_作業内容_:
**A.** 阪大サイクリング部の回想記によれば、同部はいつ、どの学科の学生たちによって発足しましたか。
**B.** 阪大サイクリング部の回想記を、最後の文の後から書き継いでください。

_ページ抜粋_:
「阪大春秋」(1994年発刊)より

サイクリング部

銀輪とともに世界を翔る

Last modified: Thu Aug 5 14:47:19 JST 1999
「阪大春秋」顛末記 (升谷 保博, 1994)

創部の頃の思い出

幸田 盛堂(工・46年卒)

昭和四一年六月、工学部精密工学科一回生の有志により阪大サイクリング部 (阪大CC)が発足し、翌四二年にサイクリング部に改称し、明道館Box No.2 を強引に獲得して以来四半世紀、今や阪大の中で有数のクラブに成長したこと は、創設者の一人として、初代部長として、またOB会会長として無上の喜び である。

部室がなく運動場片隅のカマボコ更衣室を無断借用、中国自動車道ができる前 の石橋キャンパス外周の昼のトレーニングなど、ないないづくしの中で精一杯、 それも若者の特権である怖いもの知らずのバイタリティでもって部創りに励ん だことが懐かしく思い出される。

毎年、女子を含めて二十名近くの新入部員が参画し、それも総合大学ならでは の多彩な人材が各学部から集まり、他のクラブにはない一種独特の空気が部室 に満ち溢れていた。合宿、公開サイクリング、西サ連(西日本大学サイクリン グ連盟)、合ハイ、ヒルクライム、ダンパ…各部員の自主参加尊重の精神の下 で、全てに対し全力投球で次々と実行に移された。

大学紛争の影響で、一時活動が低迷した時期もあったが、時代に即した学生の 意識の変化は止むをえないとして、阪大CCの自主参加尊重の精神が現在も綿々 と脈づいていることに、OBの一人として誇りに思っている。

創部二十周年を記念して昭和六一年にOB会が発足し、OB会員数も三五〇名 を越え、各企業・研究機関にて大いに活躍されている。こうしたバイタリティ の根源には阪大CCで培った精神力、峠を登る時の貪欲なまでの征服欲と相共 通したものが息づいているように思える。

二一世紀に向けて阪大CCのOBと家族の方々、そして現役部員の御健康とま すますの御活躍を期待している。

昭和43年11月,西サ連加盟の際の公式写真 (イ号館をバックに)


昭和四〇年代後半

妙中 義之(医・51年卒)

昭和四六年から五〇年にかけての年代は、振返ってみると、部発足以来でき上 がってきた土台に基づいて、部が外部社会に乗り出して行くために人格を持っ た時期であったのではなかろうか。いわば、変革と充実によって部の法人化が 行なわれ、以後の発展のために基盤ができ上がった時期であったと言えよう。 日常の部活動では昼休みのランニングを中心とした練習が、また年間スケジュー ルとしての公開サイクリングから夏、秋、翌年の春の合宿およびツアーという 基本的な行事が確立されており、それらはほとんど支障なく活発に実行されて いた。内容的には、自転車をかついでの山岳サイクリングの走りと、長期ツアー がこの時期に開始された。

_資料_:
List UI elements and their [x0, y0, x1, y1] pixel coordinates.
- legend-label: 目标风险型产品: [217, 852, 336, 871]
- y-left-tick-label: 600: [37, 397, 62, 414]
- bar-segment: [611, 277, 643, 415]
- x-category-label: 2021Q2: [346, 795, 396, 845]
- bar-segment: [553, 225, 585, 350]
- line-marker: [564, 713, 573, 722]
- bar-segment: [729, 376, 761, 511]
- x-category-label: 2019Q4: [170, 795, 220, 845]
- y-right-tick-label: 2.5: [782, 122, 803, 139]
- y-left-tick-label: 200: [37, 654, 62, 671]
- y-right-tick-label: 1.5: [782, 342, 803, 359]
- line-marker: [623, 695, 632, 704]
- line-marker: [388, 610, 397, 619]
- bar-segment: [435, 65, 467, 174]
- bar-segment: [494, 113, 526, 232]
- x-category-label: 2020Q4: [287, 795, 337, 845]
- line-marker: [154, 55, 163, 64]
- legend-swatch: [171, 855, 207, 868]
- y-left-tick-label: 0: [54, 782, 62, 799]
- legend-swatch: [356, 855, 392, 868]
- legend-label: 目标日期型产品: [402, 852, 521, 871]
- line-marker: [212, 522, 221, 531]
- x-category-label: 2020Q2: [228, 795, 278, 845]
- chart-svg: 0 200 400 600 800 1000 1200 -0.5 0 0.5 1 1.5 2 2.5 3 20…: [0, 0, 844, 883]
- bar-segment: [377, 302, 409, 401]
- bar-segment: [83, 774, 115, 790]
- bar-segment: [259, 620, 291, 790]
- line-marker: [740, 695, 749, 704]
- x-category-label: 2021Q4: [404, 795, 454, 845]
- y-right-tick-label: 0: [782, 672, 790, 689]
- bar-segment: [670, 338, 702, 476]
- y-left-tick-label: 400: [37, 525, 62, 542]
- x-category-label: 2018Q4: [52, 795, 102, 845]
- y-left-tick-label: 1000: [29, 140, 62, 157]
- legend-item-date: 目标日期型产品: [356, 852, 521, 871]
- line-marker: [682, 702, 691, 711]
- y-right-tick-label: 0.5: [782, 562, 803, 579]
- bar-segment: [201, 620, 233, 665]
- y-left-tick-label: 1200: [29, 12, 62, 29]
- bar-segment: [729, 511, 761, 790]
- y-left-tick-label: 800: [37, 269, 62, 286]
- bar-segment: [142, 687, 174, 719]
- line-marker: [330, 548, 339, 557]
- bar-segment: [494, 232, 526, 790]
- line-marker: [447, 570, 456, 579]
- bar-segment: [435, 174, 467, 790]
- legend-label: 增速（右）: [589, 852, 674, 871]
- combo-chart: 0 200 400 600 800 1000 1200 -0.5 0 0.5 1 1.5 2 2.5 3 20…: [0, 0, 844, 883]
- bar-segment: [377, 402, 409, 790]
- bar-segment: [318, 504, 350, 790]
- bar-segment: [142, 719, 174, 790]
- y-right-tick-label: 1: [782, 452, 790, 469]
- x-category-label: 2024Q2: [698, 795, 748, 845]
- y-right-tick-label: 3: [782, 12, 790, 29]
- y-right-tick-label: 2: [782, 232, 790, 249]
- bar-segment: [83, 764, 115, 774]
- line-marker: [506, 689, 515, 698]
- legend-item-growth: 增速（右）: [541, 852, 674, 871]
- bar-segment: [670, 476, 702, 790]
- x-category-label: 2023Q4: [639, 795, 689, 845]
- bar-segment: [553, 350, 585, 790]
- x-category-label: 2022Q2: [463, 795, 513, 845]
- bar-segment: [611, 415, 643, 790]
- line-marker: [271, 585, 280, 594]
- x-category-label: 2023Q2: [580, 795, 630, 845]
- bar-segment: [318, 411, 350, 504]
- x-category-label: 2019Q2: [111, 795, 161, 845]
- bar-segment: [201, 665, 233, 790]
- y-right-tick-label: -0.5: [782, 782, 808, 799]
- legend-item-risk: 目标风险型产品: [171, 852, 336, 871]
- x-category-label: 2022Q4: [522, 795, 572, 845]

_期待される出力_:
**A.** 昭和四一年六月に、工学部精密工学科一回生の有志によって発足しました。

**B.**
変革の中で最も大きかったのは、それまで文化会に属していた我部が体育会に 加入したことであろう。部活動の基本的な理念が、サイクリングを通じて自然 と親しむ同好の集まりとの考えと、サイクリング自体は体育活動であるとの考 えがほぼ相半ばし、この問題を具体的に考え始めてから約一年に渡って議論を 繰り返した。結局、理念の違いに基づいた結論は得られず、体育会に属した方 が対外的な立場や得られる援助から考えて、将来の部活動にとって有利であろ うとの判断から体育会入りが僅差で決定された。現在、発展を遂げた部の現状 を見るに当って、この判断は間違っていなかったと確信している。

対外的な活動としては、昭和四八年に西日本大学サイクリング連盟の第十回ラ リーを千刈で主催したことが第一に挙げられる。これは部の力が充分ついてき た事の証明でもあった。また、この時期に大量に入部し部活動の中核を担った 昭和四七年入学者までの部員が、多田氏(昭和四四年入学)を中心として勝ち 取った正田杯駅伝のぶっちぎり初優勝も部の力の充実の結果であったともいえ る。

昭和四六年に開始したサイクルサッカー部門の活動も記しておく必要があろう。 この活動が前述した体育会加入のための実績作りに役立った。戦績は素晴らし く、昭和四八、四九年の関西選手権の連覇、昭和四八年の全日本リーグ、四九 年の全日本選手権の優勝など、向かうところ敵無しであった。昭和五〇年の世 界選手権に参加した妙中(義)に対して、この年から制定された体育会の特別 賞である第一回釜洞賞が贈られたのもサイクルサッカー部門を含めた部全体の 活動が体育会で評価された結果であった。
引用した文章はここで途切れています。